-------- Document section --------

In section “B. Training on 0.1 m per-pixel resolution RGBD 2021 data”, the data preparation steps are pretty much the same; however, there are a few tricks and minor differences that we cover.

In section “C. Fine-Tuning The Pretrained Model”, we explain how the existing model (2014 low-resolution model) is fine-tuned with 2021 high-resolution imagery.

In section “D. Accuracy Assessment”, we compare the following models in terms of precision, recall, and F-1 Scores:

1. 0.5 m RGBD 2014 Data (Initial Model)

2. 0.5 m RGBD 2014 Data (Fine-Tuned Model)

3. 0.1 m RGBD 2021 Data (High-Resolution Model)

4. 0.1 m RGBD 2021 Data (Fine-Tuned Model)

5. 0.1 m RGBD Upsampled 2014 Data (Fine-Tuned Model)

Pyramid Scene Parsing Network

The Pyramid Scene Parsing Network, or PSPNet, is a semantic segmentation approach that employs a pyramid parsing module to leverage global context information through different-region-based context aggregation. The combination of local and global clues improves the accuracy of the final prediction.

For more information, you can check the original paper and the code in the links below:

· Pyramid Scene Parsing Network [1]

· The code [2]

We use PSPNet here to detect trees in a given RGB and nDSM pair. We show how to create training and test data and evaluate the results using ArcGIS Pro deep learning tools. ArcGIS Pro has a ready-to-use implementation of PSPNet inside ArcGIS API for Python, and users can rely on it to work with their geospatial rasters seamlessly.

You can check How PSPNet works on the ArcGIS Developer website.

Training, Validation, and Test Data

1. RGB 0.5 m resolution from 2014 data

2. 0.1 m resolution RGB, DSM, and DTM rasters for 2021 data*

3. DSM raster (2014) and DTM raster (2014)

4. Normalized DSM raster 0.1 m from 2021 data**

5. Normalized DSM raster 0.5 m from 2014 data**

*Our business partner Wingtra AG collected oblique imagery of a region in Zurich using their WingtraOne GenII light drone where there is no active LIDAR sensor involved in the source data collection. Sure for ArcGIS is used to generate photogrammetric mesh from oriented imagery and then the resulting mesh is converted into orthorectified RGB and nDSM rasters. For more information, check “Creating City-Wide 3D Meshes with Drones” by Jeremiah Johnson.

**Normalization was done in ArcGIS Pro by subtracting DTM raster from DSM, making the ground pixels being close at 0.0 values. By doing so, instead of dealing with absolute height values, we deal with height-above-ground values.

-------- Recorded data --------

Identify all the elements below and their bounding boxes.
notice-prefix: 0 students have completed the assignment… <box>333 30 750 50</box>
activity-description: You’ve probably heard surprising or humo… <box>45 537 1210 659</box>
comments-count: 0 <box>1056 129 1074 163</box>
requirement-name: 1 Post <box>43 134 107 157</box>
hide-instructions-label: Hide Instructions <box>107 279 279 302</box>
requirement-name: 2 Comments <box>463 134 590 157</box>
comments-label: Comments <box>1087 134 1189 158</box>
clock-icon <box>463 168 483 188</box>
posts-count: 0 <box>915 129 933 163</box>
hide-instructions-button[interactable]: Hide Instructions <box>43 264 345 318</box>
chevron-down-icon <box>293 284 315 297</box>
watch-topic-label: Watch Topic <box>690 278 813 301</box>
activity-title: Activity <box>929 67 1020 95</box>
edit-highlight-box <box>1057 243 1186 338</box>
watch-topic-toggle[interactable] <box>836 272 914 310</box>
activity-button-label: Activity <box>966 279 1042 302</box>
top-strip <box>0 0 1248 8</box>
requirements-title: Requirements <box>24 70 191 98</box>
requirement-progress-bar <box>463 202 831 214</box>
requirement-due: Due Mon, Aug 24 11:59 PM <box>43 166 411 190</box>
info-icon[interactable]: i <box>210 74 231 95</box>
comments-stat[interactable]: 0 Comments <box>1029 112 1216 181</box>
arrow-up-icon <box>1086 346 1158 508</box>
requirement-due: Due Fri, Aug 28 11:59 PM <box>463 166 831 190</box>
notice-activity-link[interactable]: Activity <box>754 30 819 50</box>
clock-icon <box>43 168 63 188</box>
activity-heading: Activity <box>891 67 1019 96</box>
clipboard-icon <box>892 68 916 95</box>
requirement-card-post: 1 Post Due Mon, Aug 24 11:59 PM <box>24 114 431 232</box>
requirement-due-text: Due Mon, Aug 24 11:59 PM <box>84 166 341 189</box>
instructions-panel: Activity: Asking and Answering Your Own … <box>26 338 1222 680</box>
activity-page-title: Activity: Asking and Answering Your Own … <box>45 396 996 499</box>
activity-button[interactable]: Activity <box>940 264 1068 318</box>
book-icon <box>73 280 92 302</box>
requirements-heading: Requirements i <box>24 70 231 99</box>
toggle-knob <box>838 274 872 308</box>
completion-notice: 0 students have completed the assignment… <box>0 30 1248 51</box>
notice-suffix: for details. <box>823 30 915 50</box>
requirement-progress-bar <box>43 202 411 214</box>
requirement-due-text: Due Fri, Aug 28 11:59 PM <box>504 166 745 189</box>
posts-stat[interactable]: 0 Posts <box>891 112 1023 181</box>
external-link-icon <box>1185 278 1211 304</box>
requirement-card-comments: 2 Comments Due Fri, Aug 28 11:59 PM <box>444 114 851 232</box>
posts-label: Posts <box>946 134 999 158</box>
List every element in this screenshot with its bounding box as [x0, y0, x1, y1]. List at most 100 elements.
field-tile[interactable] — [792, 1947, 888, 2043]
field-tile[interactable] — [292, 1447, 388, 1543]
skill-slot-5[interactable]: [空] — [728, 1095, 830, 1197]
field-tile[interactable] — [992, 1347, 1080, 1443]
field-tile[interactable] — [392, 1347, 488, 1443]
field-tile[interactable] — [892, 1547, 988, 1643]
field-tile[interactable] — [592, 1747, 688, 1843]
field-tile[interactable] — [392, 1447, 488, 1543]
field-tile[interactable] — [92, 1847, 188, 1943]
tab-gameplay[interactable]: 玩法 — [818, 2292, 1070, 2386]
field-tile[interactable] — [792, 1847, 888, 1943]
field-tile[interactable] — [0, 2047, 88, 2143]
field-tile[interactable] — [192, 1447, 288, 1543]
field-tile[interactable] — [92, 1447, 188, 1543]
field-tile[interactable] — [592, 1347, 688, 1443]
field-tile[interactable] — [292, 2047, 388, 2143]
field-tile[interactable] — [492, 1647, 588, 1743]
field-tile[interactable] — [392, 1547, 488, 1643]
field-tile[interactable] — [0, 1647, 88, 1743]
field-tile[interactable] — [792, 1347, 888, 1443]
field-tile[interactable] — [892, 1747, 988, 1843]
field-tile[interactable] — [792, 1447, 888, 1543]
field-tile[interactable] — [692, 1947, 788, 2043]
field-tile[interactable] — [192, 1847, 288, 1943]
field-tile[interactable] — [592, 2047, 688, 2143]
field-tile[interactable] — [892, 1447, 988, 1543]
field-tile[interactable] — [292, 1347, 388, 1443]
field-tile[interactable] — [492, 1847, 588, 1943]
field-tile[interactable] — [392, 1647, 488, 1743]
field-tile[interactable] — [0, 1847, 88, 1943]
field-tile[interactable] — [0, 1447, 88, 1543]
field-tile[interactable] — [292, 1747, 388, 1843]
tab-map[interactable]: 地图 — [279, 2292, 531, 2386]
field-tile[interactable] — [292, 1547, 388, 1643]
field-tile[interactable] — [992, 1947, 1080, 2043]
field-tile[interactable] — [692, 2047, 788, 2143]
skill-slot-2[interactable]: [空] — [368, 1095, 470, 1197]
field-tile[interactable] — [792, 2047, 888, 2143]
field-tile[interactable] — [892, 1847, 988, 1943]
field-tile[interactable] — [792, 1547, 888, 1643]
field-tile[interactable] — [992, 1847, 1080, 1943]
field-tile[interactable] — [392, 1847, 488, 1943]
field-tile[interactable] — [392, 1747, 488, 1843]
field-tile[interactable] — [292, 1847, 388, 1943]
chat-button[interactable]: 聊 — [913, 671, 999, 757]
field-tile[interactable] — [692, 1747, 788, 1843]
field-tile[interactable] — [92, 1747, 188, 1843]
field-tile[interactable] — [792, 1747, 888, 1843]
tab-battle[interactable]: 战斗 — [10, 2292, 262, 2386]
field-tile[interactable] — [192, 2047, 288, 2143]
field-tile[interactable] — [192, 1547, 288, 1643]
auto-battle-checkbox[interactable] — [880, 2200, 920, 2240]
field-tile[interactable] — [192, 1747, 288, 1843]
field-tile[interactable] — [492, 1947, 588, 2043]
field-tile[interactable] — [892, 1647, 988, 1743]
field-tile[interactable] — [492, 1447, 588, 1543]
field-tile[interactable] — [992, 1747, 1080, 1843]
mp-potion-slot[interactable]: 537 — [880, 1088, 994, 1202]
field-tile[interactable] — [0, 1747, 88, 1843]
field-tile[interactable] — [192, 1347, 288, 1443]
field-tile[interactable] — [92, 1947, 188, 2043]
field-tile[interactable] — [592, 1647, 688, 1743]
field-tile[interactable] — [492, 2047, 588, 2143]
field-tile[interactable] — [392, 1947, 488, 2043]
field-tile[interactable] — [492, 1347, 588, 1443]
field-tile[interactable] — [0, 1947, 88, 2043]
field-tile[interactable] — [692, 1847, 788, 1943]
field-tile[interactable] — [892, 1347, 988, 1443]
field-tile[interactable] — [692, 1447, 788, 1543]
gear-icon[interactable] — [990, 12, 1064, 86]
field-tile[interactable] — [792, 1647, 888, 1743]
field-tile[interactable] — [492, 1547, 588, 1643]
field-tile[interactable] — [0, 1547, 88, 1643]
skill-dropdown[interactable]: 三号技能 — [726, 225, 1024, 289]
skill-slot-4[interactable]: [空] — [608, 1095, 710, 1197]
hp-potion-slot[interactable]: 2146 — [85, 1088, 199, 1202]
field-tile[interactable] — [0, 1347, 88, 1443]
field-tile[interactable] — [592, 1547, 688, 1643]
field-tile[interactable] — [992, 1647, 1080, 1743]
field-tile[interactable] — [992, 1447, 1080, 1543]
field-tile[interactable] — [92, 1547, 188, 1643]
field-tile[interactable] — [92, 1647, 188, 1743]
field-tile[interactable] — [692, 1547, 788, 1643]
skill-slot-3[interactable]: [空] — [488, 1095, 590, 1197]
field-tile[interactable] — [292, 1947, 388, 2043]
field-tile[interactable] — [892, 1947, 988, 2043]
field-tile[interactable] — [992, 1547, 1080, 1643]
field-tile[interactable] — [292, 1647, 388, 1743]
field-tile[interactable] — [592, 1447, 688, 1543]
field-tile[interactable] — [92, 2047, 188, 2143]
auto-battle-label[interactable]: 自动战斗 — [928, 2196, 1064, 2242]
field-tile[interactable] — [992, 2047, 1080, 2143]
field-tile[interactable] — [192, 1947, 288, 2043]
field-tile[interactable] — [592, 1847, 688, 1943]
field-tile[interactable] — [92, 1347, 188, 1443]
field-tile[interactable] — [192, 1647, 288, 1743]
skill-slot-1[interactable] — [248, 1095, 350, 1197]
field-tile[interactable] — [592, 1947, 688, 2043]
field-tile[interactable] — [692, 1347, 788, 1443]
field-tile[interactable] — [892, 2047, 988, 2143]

--------

[Exercise set]
- 1) Summarize the text on tree detection with PSPNet in three sentences.
- 2) In two sentences, explain why the text on tree detection with PSPNet subtracts the DTM raster from the DSM raster.
- 3) Proceed with the text on tree detection with PSPNet from the point where it stops.

[Answers per task]
- 1) The text outlines sections on training with 0.1 m RGBD 2021 data, fine-tuning the 2014 low-resolution model with 2021 high-resolution imagery, and comparing five models by precision, recall, and F-1 score. It introduces PSPNet, a semantic segmentation approach whose pyramid parsing module combines local and global context. It also describes using PSPNet in ArcGIS Pro to detect trees from RGB and nDSM pairs, and it lists the training, validation, and test rasters, noting that the 2021 rasters came from drone imagery and that the nDSM rasters were made by subtracting the DTM from the DSM.

- 2) Subtracting the DTM from the DSM normalizes the surface model so that ground pixels have values close to 0.0. As a result, the work uses height-above-ground values rather than absolute height values.

- 3)
Installing the Deep Learning Libraries

ArcGIS Pro, ArcGIS Server, and the ArcGIS API for Python all incorporate tools to use AI and Deep Learning to unravel geospatial issues, such as feature extraction, pixel classification, and feature categorization. To install the libraries, see Deep Learning Libraries Installer for ArcGIS.

Overview

Figure 1: The flowchart of the proposed experiment. (Click to enlarge.)

You may notice that we used different nDSM threshold values because 2014 data is cleaner and trees are more detectable due to lidar. However, in 2021 data, due to photogrammetric mesh, some shady areas might look like trees in nDSM. So, the bigger threshold was used.

A. Training on 0.5 m per-pixel RGBD 2014 data

Within the scope of the experiment, we are trying to find the trees that hang over the building roofs so we can eliminate them to reconstruct the building geometries that represent the shape with a smoother surface. Thus, we used a three-meter threshold on the nDSM raster to eliminate the trees and small bushes below the given threshold. For 2014 data, there is an alignment issue with RGB and nDSM bands; the content may be incorrectly shifted up to a meter due to orthorectification errors, specifically for tall buildings. Since the study is not only based on RGB (orthophoto) but also nDSM (normalized elevation raster) in training, the training data must be prepared carefully. To be more specific, a pixel might be a part of a tree in an orthophoto but not in an nDSM because of the three-meter threshold. We used layer blending in ArcGIS Pro to visualize RGB + nDSM as pseudo-3D. If you are curious about how to do that, the video below shows a sample of how we create the tree polygons.

Figure 2: Creating training data. To have a pseudo-3D visual, first, you can change the symbology of the elevation (nDSM) layer to hillshade in the desired color scheme. Then, you adjust the transparency of the RGB layer (orthophoto) and layer blending option into “Multiply” from the Appearance tab. Note that this is not an obligatory process but enhances visualization for precise drawing. (Click to enlarge.)

Around 3,900 polygons represented the areas containing tree samples taken from different regions of the map. When you are creating training data, try to digitize samples from different areas of maps. Otherwise, your model might be prone to overfit. Also, note that you don’t have to draw individual tree polygons unless you are doing an instance segmentation. The main goal for us in this experiment is to detect tree pixels rather than individual trees. Thus, we covered all the tree pixels regardless of individual tree boundaries. It is good to have the training data boundaries (simple coverage masks containing the training data samples shown in yellow below) as a separate layer to minimize the false positives in these areas.

Figure 3: The training samples for 2014 Zurich data. There are around 3,900 tree polygons from different areas of the map to reduce overfitting. The areas represented in yellow show the training data boundaries.

After creating the training data samples and the masks as a feature class, use the “Export Training Data for Deep Learning” tool to create the image chips for training. The parameters for the tool are explained below:

· Input Raster: The 2014 RGBD (D represents the nDSM band) raster. In this experiment, we used 32 bits per channel to preserve the details in nDSM band.*

*If you are not familiar with how to create a multiband raster, check the “Composite Bands” function, which creates a single raster dataset from multiple bands.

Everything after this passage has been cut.